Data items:
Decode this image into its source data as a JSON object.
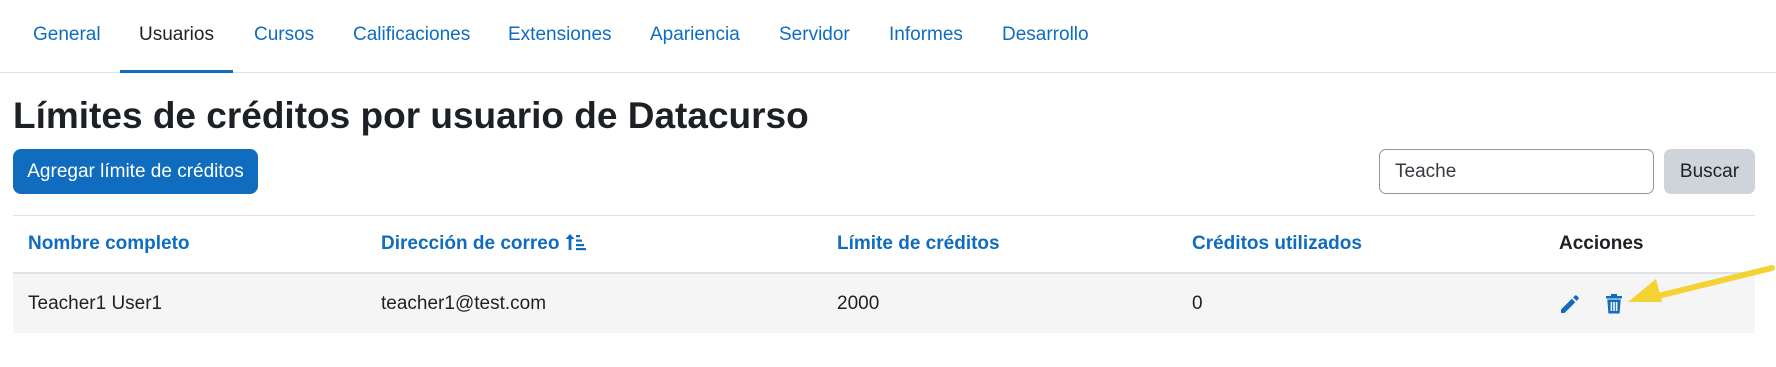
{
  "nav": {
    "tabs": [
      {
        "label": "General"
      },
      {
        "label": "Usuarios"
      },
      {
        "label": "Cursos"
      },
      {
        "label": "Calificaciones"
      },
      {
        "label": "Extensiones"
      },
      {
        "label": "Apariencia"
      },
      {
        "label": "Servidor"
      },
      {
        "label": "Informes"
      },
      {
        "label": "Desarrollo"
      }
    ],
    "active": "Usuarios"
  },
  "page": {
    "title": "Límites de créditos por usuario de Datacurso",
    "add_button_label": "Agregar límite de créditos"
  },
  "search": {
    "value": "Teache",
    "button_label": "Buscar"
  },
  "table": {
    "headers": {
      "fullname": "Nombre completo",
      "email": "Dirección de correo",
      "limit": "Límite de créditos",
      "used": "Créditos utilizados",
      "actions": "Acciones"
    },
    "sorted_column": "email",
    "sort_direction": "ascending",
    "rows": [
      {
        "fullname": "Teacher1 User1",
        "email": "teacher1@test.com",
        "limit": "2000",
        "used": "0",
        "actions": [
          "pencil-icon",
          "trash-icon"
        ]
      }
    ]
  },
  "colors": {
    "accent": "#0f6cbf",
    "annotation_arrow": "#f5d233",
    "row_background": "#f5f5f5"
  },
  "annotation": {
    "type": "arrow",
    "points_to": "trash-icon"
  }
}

---

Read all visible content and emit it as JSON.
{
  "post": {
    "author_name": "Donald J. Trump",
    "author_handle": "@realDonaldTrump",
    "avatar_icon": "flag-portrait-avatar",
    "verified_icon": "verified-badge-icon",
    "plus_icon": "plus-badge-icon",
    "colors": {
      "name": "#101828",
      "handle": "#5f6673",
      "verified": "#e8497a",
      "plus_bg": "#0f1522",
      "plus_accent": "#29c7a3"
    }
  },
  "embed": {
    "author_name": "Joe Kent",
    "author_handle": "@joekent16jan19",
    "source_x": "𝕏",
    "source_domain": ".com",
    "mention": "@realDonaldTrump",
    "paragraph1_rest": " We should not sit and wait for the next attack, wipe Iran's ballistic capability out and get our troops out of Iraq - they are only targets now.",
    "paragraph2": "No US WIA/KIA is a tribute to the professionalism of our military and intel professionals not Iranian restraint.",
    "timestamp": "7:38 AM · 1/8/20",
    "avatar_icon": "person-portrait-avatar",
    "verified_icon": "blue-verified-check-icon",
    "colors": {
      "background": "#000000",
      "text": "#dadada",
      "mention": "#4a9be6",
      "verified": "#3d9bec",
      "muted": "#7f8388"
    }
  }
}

...

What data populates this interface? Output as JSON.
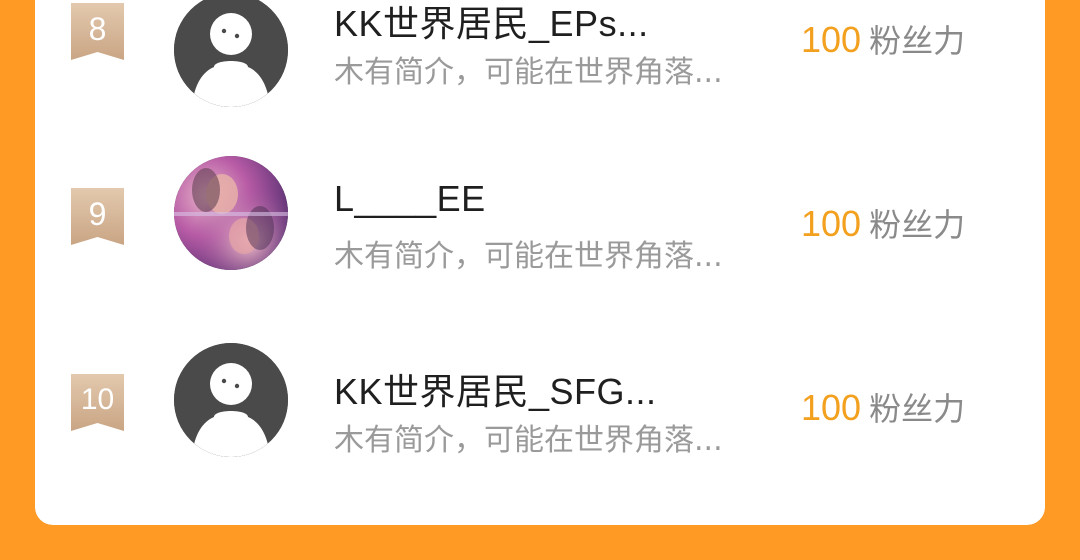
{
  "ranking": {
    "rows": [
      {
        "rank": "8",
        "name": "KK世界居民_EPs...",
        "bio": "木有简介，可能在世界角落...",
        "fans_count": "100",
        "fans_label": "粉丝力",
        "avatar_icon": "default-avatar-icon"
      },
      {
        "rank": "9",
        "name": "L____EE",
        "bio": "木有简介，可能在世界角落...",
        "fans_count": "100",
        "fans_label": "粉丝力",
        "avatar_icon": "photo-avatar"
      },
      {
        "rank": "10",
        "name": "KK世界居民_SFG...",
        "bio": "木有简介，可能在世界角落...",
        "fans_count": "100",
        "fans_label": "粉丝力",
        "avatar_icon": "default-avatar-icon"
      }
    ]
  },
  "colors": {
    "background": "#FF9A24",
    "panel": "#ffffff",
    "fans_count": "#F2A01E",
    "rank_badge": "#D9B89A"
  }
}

PROBLEM
Extract from the material all lines containing the string "limit".

FINISHED TASK
      "limit": "Límite de créditos",
        "limit": "2000",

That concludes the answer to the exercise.